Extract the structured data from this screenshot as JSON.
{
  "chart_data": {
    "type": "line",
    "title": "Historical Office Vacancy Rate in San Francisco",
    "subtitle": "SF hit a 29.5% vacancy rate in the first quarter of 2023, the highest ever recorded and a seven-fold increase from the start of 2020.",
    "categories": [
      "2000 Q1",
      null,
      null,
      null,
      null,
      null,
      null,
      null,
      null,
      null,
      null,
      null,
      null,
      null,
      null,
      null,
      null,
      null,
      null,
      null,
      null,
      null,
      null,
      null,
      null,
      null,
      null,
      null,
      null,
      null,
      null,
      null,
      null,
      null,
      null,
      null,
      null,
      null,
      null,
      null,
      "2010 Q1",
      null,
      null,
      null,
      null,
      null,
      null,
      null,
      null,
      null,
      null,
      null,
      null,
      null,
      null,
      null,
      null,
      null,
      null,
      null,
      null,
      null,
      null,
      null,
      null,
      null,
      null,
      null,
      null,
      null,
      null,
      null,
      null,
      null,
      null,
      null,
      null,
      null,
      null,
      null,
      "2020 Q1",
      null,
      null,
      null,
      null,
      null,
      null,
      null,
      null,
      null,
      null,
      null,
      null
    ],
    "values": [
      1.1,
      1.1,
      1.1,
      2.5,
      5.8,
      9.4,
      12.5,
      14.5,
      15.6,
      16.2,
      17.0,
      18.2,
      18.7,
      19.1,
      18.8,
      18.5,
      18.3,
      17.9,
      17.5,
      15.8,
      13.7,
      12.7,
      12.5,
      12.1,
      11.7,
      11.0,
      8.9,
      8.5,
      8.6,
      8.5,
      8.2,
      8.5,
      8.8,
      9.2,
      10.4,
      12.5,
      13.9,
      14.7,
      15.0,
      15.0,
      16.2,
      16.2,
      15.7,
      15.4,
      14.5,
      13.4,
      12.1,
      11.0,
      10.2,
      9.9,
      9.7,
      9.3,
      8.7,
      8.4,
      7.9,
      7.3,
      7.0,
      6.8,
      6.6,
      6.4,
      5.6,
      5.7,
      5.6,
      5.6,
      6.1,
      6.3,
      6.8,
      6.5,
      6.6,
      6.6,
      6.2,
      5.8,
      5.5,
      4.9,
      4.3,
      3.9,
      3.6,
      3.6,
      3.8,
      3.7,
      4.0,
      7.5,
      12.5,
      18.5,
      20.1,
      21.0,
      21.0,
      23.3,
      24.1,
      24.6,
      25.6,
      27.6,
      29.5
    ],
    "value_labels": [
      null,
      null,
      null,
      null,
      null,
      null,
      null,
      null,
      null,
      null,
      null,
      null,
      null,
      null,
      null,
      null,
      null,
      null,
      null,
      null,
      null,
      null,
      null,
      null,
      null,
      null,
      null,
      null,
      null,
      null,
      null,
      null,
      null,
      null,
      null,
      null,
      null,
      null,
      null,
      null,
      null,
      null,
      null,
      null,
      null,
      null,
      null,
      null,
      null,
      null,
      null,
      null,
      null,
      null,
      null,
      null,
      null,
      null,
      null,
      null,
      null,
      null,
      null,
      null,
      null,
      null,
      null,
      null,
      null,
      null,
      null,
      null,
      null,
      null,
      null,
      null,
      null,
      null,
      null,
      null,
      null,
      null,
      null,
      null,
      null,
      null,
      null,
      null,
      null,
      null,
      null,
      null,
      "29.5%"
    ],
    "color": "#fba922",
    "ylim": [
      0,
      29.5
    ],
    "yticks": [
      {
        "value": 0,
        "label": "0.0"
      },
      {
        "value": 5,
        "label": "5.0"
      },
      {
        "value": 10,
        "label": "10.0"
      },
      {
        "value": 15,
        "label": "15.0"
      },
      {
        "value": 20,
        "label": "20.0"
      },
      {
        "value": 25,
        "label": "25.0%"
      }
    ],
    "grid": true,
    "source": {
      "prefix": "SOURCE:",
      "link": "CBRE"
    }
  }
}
----------------------------------------
Task prompt – Exact output of every entry is required.

Problem solution –
Extract the structured data from this screenshot as JSON.
{
  "chart_data": {
    "type": "line",
    "title": "Historical Office Vacancy Rate in San Francisco",
    "subtitle": "SF hit a 29.5% vacancy rate in the first quarter of 2023, the highest ever recorded and a seven-fold increase from the start of 2020.",
    "categories": [
      "2000 Q1",
      null,
      null,
      null,
      null,
      null,
      null,
      null,
      null,
      null,
      null,
      null,
      null,
      null,
      null,
      null,
      null,
      null,
      null,
      null,
      null,
      null,
      null,
      null,
      null,
      null,
      null,
      null,
      null,
      null,
      null,
      null,
      null,
      null,
      null,
      null,
      null,
      null,
      null,
      null,
      "2010 Q1",
      null,
      null,
      null,
      null,
      null,
      null,
      null,
      null,
      null,
      null,
      null,
      null,
      null,
      null,
      null,
      null,
      null,
      null,
      null,
      null,
      null,
      null,
      null,
      null,
      null,
      null,
      null,
      null,
      null,
      null,
      null,
      null,
      null,
      null,
      null,
      null,
      null,
      null,
      null,
      "2020 Q1",
      null,
      null,
      null,
      null,
      null,
      null,
      null,
      null,
      null,
      null,
      null,
      null
    ],
    "values": [
      1.1,
      1.1,
      1.1,
      2.5,
      5.8,
      9.4,
      12.5,
      14.5,
      15.6,
      16.2,
      17.0,
      18.2,
      18.7,
      19.1,
      18.8,
      18.5,
      18.3,
      17.9,
      17.5,
      15.8,
      13.7,
      12.7,
      12.5,
      12.1,
      11.7,
      11.0,
      8.9,
      8.5,
      8.6,
      8.5,
      8.2,
      8.5,
      8.8,
      9.2,
      10.4,
      12.5,
      13.9,
      14.7,
      15.0,
      15.0,
      16.2,
      16.2,
      15.7,
      15.4,
      14.5,
      13.4,
      12.1,
      11.0,
      10.2,
      9.9,
      9.7,
      9.3,
      8.7,
      8.4,
      7.9,
      7.3,
      7.0,
      6.8,
      6.6,
      6.4,
      5.6,
      5.7,
      5.6,
      5.6,
      6.1,
      6.3,
      6.8,
      6.5,
      6.6,
      6.6,
      6.2,
      5.8,
      5.5,
      4.9,
      4.3,
      3.9,
      3.6,
      3.6,
      3.8,
      3.7,
      4.0,
      7.5,
      12.5,
      18.5,
      20.1,
      21.0,
      21.0,
      23.3,
      24.1,
      24.6,
      25.6,
      27.6,
      29.5
    ],
    "value_labels": [
      null,
      null,
      null,
      null,
      null,
      null,
      null,
      null,
      null,
      null,
      null,
      null,
      null,
      null,
      null,
      null,
      null,
      null,
      null,
      null,
      null,
      null,
      null,
      null,
      null,
      null,
      null,
      null,
      null,
      null,
      null,
      null,
      null,
      null,
      null,
      null,
      null,
      null,
      null,
      null,
      null,
      null,
      null,
      null,
      null,
      null,
      null,
      null,
      null,
      null,
      null,
      null,
      null,
      null,
      null,
      null,
      null,
      null,
      null,
      null,
      null,
      null,
      null,
      null,
      null,
      null,
      null,
      null,
      null,
      null,
      null,
      null,
      null,
      null,
      null,
      null,
      null,
      null,
      null,
      null,
      null,
      null,
      null,
      null,
      null,
      null,
      null,
      null,
      null,
      null,
      null,
      null,
      "29.5%"
    ],
    "color": "#fba922",
    "ylim": [
      0,
      29.5
    ],
    "yticks": [
      {
        "value": 0,
        "label": "0.0"
      },
      {
        "value": 5,
        "label": "5.0"
      },
      {
        "value": 10,
        "label": "10.0"
      },
      {
        "value": 15,
        "label": "15.0"
      },
      {
        "value": 20,
        "label": "20.0"
      },
      {
        "value": 25,
        "label": "25.0%"
      }
    ],
    "grid": true,
    "source": {
      "prefix": "SOURCE:",
      "link": "CBRE"
    }
  }
}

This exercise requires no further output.